[Figure contents as structured data]
□ □ □ □ □

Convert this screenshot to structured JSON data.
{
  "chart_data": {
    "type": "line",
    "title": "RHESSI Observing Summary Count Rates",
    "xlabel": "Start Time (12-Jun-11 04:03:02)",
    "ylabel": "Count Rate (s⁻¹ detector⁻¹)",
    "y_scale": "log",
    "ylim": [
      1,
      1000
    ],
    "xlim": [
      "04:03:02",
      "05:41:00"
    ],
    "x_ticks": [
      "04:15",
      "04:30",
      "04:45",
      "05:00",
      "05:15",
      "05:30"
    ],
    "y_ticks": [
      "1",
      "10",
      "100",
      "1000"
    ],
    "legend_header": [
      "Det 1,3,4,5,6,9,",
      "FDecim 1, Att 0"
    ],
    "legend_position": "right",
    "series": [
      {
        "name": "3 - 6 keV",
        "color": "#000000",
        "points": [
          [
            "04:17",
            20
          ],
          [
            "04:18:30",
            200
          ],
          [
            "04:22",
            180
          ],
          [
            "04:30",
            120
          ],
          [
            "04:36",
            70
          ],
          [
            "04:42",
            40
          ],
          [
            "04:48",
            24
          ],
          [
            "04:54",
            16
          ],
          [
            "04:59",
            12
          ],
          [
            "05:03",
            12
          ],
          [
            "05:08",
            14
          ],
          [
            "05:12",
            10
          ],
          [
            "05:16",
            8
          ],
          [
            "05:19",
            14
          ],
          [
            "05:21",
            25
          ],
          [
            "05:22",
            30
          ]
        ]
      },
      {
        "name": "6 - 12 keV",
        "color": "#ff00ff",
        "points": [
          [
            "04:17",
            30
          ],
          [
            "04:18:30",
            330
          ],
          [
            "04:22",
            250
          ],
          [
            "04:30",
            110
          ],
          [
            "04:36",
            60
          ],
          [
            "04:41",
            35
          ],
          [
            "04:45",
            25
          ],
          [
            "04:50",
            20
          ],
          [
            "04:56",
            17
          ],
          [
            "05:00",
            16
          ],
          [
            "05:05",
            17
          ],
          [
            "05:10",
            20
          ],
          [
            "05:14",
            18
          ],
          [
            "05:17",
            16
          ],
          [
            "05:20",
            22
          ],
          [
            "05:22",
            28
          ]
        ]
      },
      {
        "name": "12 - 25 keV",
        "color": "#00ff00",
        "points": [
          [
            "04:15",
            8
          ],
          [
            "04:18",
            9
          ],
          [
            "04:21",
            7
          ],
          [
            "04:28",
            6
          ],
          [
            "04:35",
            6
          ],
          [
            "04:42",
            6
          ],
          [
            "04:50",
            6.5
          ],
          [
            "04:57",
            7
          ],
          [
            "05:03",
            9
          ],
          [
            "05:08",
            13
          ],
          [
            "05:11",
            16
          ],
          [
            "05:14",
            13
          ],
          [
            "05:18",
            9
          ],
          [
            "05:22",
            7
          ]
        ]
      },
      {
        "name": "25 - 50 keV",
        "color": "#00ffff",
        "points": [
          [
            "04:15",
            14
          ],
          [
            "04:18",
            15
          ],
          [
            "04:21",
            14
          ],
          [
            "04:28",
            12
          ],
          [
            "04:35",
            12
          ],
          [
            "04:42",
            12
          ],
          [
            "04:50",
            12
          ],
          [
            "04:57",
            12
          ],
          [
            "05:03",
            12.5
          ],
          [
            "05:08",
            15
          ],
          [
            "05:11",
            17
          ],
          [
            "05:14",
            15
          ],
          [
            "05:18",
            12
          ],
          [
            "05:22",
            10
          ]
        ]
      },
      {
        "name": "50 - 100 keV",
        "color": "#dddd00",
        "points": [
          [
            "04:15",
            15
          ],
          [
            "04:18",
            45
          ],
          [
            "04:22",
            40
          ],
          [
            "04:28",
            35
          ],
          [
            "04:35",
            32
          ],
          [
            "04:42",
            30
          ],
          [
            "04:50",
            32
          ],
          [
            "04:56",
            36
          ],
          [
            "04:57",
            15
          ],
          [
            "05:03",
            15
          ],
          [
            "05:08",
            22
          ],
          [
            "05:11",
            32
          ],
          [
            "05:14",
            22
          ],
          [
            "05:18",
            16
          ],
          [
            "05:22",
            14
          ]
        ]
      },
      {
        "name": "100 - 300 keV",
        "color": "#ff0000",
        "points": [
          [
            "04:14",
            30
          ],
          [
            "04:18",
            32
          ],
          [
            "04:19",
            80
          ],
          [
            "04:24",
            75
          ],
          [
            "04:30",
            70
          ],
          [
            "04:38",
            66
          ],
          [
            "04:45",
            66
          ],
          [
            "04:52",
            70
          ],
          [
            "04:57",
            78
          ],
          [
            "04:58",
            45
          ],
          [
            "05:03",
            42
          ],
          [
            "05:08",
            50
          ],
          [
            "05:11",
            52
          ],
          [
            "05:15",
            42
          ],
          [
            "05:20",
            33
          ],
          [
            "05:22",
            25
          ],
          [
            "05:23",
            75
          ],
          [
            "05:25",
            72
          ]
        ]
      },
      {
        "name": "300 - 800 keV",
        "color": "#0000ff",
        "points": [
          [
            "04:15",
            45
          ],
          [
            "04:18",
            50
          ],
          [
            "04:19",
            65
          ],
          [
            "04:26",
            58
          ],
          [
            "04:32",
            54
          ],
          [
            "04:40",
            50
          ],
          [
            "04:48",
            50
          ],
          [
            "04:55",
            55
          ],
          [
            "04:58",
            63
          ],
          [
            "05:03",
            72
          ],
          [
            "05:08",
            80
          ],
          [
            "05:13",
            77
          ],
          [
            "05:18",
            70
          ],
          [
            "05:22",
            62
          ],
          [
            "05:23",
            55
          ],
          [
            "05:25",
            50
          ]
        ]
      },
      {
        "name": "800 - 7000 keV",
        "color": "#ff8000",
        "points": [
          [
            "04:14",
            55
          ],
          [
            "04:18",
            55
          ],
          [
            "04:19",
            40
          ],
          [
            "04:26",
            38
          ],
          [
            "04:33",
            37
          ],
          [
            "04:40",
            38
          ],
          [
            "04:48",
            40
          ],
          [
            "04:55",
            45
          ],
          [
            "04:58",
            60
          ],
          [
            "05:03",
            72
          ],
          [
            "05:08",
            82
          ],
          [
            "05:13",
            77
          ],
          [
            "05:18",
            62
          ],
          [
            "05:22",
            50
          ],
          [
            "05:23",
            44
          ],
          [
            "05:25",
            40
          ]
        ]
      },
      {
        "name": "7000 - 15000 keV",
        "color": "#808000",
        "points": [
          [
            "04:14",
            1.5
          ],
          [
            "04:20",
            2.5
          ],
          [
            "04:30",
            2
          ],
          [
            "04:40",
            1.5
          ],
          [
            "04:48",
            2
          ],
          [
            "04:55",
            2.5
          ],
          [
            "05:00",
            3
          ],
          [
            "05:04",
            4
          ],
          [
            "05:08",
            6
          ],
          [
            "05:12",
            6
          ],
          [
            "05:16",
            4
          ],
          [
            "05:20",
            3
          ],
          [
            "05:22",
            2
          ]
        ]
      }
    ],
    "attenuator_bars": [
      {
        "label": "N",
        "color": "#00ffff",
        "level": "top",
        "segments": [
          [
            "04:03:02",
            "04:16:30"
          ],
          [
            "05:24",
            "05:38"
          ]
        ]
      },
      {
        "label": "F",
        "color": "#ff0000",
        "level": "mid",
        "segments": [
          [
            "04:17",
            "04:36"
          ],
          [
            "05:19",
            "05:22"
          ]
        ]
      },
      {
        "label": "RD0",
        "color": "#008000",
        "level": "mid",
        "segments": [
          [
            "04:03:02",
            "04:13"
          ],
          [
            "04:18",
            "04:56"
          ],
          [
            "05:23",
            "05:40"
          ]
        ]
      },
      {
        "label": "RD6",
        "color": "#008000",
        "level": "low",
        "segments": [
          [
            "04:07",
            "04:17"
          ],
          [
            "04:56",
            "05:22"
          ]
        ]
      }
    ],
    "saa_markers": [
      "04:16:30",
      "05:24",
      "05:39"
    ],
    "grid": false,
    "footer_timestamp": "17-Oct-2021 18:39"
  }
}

□ □ □ □ □

# [REQUIRED TASK]
Pick out each line containing "name" and report it.

# [FULL RESPONSE]
        "name": "3 - 6 keV",
        "name": "6 - 12 keV",
        "name": "12 - 25 keV",
        "name": "25 - 50 keV",
        "name": "50 - 100 keV",
        "name": "100 - 300 keV",
        "name": "300 - 800 keV",
        "name": "800 - 7000 keV",
        "name": "7000 - 15000 keV",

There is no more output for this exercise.